— START OF EXERCISE INPUTS —

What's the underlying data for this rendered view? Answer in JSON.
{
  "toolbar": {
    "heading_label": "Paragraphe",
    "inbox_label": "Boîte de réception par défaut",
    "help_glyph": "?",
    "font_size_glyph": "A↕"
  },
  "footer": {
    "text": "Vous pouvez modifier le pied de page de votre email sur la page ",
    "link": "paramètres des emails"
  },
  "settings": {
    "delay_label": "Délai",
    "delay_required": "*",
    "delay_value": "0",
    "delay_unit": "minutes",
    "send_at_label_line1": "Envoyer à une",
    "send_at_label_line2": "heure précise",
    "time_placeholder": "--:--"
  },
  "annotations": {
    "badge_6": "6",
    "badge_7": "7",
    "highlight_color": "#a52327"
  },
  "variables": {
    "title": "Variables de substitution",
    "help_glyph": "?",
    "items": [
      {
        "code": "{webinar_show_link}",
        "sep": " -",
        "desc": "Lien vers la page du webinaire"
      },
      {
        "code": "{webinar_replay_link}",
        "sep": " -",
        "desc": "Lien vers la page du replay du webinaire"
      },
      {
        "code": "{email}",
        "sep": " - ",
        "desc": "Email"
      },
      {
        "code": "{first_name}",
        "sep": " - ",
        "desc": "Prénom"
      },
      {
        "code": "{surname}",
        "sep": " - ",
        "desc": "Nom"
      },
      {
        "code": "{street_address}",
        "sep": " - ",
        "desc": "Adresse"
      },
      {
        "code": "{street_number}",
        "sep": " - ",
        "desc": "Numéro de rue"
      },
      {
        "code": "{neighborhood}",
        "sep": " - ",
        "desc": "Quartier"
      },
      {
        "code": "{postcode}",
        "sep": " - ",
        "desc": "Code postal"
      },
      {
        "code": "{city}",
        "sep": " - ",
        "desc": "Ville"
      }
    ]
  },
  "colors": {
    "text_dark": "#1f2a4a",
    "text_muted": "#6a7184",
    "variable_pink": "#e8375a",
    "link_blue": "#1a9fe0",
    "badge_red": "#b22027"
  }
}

— END OF EXERCISE INPUTS —

§ EXERCISE: Show every line of the listing in which the string "vers" can be found.

§ RIGHT ANSWER:
        "desc": "Lien vers la page du webinaire"
        "desc": "Lien vers la page du replay du webinaire"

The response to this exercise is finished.